## EXERCISE OBJECTIVE
Every line of the data that contains the string "PANewsLab" must be copied.

## Figure dataset records
━━━━━━
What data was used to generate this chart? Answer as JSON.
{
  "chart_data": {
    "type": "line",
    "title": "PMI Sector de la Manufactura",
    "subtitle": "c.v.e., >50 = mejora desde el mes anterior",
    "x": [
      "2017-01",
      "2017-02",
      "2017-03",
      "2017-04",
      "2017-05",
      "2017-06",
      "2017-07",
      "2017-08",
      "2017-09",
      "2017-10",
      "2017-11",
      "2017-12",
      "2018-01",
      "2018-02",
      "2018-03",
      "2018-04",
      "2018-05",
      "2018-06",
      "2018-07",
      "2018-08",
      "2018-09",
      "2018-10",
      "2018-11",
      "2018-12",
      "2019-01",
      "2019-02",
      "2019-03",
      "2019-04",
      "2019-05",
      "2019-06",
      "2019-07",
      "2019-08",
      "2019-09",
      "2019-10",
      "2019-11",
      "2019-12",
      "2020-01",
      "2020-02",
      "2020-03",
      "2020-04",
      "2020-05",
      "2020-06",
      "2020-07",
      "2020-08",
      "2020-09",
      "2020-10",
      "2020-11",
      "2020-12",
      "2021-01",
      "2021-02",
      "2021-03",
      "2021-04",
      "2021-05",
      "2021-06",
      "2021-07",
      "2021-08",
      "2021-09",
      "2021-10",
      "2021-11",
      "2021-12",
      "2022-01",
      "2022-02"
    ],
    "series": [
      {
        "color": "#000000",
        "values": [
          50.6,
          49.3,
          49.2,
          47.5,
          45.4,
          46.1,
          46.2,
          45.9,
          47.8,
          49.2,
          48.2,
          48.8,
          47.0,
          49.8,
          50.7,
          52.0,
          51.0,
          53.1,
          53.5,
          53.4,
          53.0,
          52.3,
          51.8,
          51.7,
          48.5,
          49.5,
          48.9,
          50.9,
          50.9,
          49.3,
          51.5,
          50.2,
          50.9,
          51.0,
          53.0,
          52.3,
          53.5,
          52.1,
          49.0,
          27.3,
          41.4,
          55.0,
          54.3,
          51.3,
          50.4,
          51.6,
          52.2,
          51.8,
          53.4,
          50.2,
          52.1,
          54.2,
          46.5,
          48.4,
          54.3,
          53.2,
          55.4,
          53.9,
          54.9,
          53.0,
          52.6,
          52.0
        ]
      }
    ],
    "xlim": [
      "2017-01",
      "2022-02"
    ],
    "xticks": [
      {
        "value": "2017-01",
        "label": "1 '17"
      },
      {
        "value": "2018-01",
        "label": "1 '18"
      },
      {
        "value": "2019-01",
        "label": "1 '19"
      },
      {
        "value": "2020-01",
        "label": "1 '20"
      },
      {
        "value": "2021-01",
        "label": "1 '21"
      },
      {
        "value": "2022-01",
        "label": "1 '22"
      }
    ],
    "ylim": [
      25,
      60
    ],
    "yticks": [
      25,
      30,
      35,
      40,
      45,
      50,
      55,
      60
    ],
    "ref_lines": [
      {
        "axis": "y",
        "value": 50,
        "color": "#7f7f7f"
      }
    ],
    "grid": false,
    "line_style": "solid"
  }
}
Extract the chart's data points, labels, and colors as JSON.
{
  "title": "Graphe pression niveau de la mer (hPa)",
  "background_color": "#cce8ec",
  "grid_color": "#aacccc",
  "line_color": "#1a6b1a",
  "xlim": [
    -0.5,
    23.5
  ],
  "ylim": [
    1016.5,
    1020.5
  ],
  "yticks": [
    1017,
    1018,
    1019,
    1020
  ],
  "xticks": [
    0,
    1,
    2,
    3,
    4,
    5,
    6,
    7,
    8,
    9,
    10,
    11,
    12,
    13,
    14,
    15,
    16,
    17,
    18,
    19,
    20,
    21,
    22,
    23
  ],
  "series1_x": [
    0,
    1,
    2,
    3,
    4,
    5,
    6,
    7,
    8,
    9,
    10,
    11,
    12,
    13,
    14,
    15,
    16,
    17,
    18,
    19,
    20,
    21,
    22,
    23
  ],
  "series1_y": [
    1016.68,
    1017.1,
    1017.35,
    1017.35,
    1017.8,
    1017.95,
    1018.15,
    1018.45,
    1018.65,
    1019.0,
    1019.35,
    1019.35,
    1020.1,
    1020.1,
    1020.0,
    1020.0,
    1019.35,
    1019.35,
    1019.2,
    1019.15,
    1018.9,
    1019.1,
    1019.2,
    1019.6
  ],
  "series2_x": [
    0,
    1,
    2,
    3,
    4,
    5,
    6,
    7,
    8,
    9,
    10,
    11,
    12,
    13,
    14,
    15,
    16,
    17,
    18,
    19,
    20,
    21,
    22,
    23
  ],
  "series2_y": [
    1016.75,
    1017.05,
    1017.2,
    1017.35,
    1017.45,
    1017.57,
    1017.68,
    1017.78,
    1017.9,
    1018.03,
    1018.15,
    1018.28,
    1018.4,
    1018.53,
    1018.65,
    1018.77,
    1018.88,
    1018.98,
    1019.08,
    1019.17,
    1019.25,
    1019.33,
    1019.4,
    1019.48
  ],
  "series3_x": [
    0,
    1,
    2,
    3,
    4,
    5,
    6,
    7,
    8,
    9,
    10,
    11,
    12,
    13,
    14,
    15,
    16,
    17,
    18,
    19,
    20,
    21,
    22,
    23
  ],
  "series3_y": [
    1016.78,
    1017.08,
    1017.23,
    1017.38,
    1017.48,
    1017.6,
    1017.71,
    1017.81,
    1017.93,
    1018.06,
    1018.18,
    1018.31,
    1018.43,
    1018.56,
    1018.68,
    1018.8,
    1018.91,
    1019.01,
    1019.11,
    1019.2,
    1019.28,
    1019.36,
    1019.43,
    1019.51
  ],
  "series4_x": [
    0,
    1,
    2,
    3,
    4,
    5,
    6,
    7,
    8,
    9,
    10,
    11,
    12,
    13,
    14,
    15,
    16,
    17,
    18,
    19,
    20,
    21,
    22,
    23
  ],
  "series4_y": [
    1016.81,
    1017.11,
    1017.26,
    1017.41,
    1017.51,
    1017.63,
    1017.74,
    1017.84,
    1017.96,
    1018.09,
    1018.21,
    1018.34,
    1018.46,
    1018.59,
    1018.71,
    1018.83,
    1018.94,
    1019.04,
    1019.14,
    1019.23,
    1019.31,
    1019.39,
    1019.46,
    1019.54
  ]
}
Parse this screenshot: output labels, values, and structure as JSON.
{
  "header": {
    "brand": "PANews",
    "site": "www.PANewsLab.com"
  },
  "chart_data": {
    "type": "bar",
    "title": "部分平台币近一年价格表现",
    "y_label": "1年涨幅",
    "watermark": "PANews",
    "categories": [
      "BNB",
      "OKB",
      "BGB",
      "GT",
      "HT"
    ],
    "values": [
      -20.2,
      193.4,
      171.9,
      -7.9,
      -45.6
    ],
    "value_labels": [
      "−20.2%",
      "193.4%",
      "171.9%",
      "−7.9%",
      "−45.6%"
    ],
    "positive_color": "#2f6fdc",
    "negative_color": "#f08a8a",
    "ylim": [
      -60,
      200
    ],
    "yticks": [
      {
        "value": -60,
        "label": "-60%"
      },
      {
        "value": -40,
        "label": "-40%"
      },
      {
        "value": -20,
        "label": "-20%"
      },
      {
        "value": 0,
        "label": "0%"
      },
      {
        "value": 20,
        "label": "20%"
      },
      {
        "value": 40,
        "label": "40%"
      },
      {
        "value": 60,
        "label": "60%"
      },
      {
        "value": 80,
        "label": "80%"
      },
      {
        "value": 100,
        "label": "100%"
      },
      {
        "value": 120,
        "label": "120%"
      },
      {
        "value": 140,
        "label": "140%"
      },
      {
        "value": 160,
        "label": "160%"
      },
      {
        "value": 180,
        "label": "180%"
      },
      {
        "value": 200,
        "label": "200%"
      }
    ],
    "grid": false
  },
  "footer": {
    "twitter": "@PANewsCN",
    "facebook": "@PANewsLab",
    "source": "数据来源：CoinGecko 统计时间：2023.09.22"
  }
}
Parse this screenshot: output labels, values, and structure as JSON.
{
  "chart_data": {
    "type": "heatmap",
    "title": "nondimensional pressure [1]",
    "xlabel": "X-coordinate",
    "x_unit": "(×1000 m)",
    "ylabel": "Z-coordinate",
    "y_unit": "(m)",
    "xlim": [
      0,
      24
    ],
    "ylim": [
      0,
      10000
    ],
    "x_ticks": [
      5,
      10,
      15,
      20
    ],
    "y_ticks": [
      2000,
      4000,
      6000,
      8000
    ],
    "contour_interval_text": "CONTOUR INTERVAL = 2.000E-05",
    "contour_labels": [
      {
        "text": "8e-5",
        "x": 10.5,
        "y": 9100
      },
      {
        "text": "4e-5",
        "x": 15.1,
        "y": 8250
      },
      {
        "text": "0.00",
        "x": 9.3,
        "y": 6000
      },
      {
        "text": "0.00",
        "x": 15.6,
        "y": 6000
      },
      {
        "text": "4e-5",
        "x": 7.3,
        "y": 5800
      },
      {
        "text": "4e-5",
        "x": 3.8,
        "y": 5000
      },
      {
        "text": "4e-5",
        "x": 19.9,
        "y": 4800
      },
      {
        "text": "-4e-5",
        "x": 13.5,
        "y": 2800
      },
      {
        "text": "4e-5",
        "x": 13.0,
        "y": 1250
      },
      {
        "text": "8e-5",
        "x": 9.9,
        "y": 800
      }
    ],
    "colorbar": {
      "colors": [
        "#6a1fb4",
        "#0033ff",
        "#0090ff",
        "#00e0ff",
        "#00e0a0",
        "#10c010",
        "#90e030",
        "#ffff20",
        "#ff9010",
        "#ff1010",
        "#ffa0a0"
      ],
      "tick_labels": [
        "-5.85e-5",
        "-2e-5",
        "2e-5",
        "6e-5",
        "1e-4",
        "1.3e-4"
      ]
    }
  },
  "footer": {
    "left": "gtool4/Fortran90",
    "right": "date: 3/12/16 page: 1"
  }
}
━━━━━━
## SOLUTION FOR THIS EXERCISE
    "site": "www.PANewsLab.com"
    "facebook": "@PANewsLab",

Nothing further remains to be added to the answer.